To do:
Quote, without change, all of the lines that follow.

- - -

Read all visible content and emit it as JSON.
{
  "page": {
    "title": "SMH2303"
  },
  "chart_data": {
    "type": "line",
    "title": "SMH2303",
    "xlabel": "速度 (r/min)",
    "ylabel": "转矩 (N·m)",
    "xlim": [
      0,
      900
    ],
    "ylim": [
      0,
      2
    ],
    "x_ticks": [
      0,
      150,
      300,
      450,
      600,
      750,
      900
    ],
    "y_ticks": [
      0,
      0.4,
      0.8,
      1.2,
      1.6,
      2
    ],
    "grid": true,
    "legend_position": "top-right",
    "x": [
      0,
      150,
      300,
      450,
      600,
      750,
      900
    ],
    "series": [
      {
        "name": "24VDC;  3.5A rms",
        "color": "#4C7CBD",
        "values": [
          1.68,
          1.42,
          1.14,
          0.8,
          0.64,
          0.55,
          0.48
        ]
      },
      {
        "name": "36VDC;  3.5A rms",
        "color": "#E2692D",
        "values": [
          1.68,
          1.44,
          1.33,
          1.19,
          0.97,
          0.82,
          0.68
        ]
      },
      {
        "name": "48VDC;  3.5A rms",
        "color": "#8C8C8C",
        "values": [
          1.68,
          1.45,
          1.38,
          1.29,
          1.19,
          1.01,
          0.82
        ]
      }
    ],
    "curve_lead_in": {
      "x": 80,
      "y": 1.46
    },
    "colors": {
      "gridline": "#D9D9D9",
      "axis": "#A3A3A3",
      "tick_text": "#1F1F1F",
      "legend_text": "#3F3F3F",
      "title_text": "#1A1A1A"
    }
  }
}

- - -

Final answer:
Read all visible content and emit it as JSON.
{
  "page": {
    "title": "SMH2303"
  },
  "chart_data": {
    "type": "line",
    "title": "SMH2303",
    "xlabel": "速度 (r/min)",
    "ylabel": "转矩 (N·m)",
    "xlim": [
      0,
      900
    ],
    "ylim": [
      0,
      2
    ],
    "x_ticks": [
      0,
      150,
      300,
      450,
      600,
      750,
      900
    ],
    "y_ticks": [
      0,
      0.4,
      0.8,
      1.2,
      1.6,
      2
    ],
    "grid": true,
    "legend_position": "top-right",
    "x": [
      0,
      150,
      300,
      450,
      600,
      750,
      900
    ],
    "series": [
      {
        "name": "24VDC;  3.5A rms",
        "color": "#4C7CBD",
        "values": [
          1.68,
          1.42,
          1.14,
          0.8,
          0.64,
          0.55,
          0.48
        ]
      },
      {
        "name": "36VDC;  3.5A rms",
        "color": "#E2692D",
        "values": [
          1.68,
          1.44,
          1.33,
          1.19,
          0.97,
          0.82,
          0.68
        ]
      },
      {
        "name": "48VDC;  3.5A rms",
        "color": "#8C8C8C",
        "values": [
          1.68,
          1.45,
          1.38,
          1.29,
          1.19,
          1.01,
          0.82
        ]
      }
    ],
    "curve_lead_in": {
      "x": 80,
      "y": 1.46
    },
    "colors": {
      "gridline": "#D9D9D9",
      "axis": "#A3A3A3",
      "tick_text": "#1F1F1F",
      "legend_text": "#3F3F3F",
      "title_text": "#1A1A1A"
    }
  }
}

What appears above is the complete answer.